**What needs to be done:**
Gather up the lines with the word "subtitle" in them.

^^^^

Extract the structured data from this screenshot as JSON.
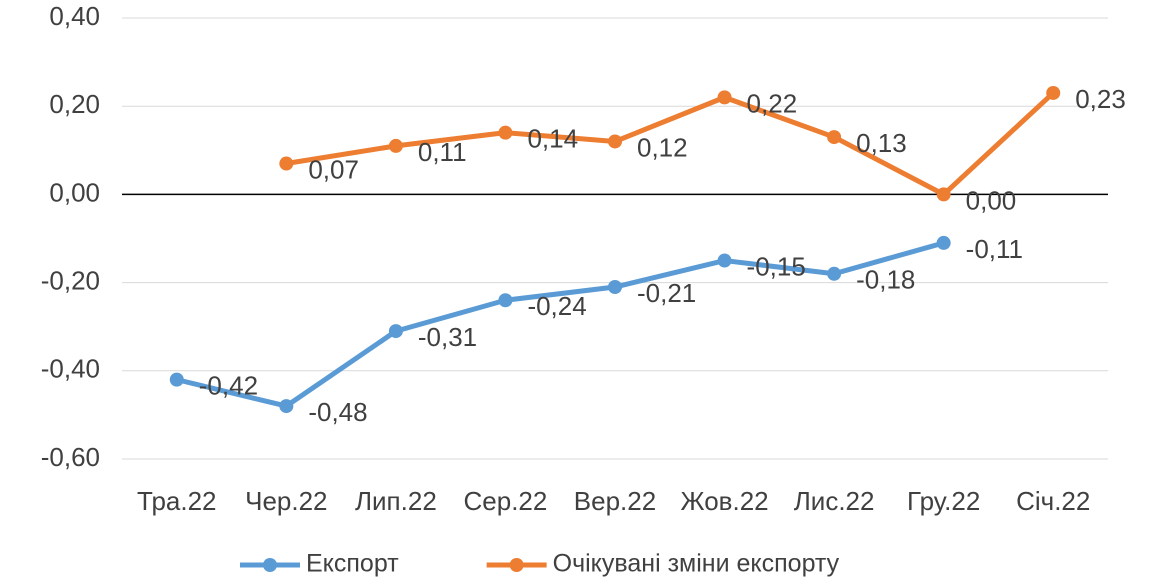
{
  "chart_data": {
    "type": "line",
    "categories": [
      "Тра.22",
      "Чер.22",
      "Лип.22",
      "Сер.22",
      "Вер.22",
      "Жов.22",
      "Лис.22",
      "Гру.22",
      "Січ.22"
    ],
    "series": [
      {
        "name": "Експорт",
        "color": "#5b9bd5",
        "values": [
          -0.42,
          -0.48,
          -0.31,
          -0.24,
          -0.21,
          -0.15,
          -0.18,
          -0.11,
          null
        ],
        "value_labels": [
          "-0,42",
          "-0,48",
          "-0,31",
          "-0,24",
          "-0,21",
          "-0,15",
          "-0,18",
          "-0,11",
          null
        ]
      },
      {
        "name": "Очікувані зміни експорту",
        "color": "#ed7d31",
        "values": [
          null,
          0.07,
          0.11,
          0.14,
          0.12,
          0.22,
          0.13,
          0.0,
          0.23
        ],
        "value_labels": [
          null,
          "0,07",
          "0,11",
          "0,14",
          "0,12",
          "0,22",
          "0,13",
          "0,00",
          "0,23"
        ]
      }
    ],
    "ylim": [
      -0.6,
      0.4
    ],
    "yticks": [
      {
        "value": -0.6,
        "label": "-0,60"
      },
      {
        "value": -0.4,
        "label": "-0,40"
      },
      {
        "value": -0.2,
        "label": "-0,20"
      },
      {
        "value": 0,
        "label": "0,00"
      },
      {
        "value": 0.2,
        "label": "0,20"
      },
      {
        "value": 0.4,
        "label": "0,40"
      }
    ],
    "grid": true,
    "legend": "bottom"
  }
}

^^^^

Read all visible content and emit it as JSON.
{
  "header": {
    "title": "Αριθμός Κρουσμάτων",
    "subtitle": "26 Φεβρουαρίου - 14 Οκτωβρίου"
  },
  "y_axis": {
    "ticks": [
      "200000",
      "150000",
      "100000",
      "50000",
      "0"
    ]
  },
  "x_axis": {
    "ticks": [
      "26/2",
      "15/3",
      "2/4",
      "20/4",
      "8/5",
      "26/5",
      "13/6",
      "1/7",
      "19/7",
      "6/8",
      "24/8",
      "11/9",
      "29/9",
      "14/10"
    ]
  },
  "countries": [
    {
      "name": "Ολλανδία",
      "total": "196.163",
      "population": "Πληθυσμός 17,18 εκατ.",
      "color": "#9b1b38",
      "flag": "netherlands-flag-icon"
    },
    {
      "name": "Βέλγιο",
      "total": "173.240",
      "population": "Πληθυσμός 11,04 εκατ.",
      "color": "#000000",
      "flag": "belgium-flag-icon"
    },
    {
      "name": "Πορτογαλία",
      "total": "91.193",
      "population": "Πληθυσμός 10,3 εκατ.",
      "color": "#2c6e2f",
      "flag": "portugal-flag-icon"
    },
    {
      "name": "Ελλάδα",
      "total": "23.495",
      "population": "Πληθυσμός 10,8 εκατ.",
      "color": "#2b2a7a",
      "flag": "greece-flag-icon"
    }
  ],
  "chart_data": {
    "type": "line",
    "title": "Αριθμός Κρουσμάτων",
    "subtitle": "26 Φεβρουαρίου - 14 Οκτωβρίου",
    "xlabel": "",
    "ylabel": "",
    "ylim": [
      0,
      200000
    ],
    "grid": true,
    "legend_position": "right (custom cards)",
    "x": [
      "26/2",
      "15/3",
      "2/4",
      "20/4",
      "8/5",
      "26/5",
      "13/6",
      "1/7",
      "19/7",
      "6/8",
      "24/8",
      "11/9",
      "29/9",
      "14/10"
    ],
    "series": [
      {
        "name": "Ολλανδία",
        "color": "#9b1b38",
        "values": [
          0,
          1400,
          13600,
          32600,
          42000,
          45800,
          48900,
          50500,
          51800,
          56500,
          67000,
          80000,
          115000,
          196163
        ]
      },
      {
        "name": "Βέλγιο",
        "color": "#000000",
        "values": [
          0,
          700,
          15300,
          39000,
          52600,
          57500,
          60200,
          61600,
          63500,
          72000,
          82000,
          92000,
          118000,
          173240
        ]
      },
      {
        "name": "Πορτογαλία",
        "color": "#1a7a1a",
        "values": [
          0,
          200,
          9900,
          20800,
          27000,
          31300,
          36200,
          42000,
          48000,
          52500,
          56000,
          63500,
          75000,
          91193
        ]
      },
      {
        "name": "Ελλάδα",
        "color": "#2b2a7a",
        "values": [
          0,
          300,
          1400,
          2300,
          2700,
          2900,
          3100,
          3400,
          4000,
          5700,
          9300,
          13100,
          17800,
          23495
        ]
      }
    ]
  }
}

^^^^

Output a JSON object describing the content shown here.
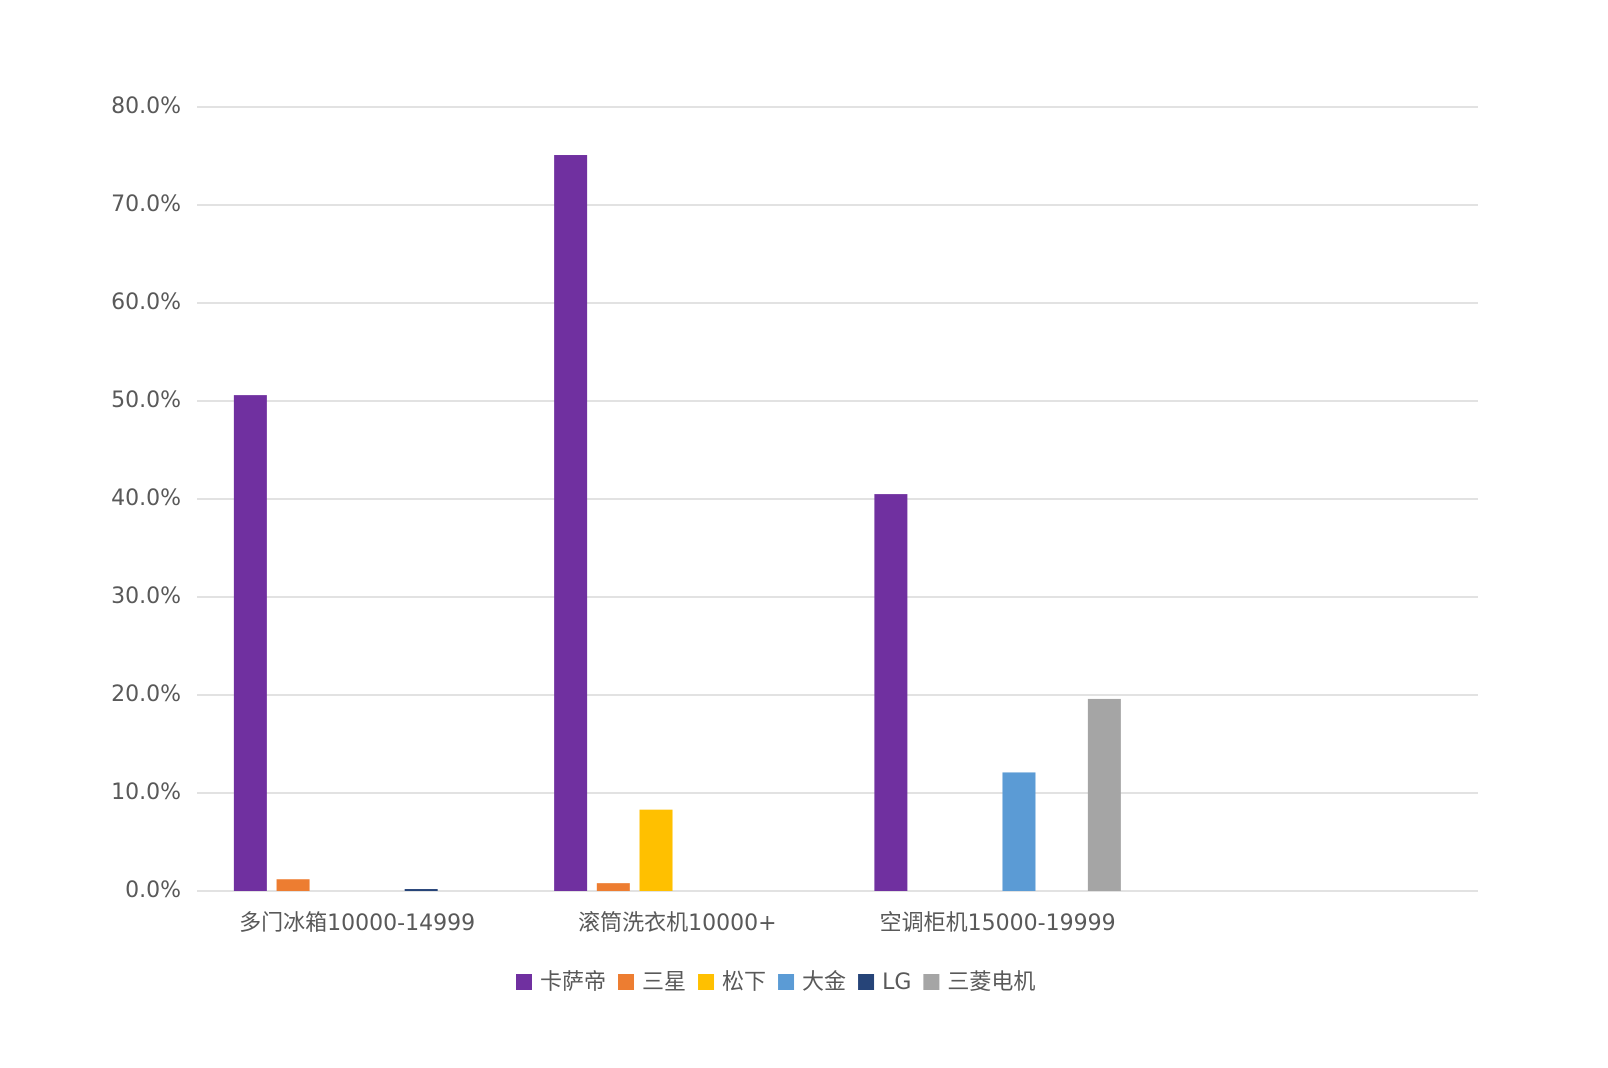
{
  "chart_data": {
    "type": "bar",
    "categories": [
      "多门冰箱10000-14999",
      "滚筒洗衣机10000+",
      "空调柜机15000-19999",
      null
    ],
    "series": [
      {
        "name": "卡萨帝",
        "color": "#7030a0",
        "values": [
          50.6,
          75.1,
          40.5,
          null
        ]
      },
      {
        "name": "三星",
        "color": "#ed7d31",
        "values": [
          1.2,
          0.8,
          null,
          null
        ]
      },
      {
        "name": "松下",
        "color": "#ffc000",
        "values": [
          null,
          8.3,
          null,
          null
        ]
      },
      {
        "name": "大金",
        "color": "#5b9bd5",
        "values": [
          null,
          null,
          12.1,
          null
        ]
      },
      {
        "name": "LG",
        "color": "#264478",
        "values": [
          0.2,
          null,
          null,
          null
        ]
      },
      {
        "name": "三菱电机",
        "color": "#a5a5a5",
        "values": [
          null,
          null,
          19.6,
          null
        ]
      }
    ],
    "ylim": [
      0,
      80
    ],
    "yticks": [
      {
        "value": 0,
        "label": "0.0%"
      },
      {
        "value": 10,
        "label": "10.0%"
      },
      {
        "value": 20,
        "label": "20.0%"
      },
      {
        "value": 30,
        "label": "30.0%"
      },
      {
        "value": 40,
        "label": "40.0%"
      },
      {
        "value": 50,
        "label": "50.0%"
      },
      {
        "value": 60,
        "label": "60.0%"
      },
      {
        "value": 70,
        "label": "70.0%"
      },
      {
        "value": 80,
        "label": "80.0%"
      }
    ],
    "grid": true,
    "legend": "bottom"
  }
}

^^^^

**Written response:**
    "subtitle": "26 Φεβρουαρίου - 14 Οκτωβρίου"
    "subtitle": "26 Φεβρουαρίου - 14 Οκτωβρίου",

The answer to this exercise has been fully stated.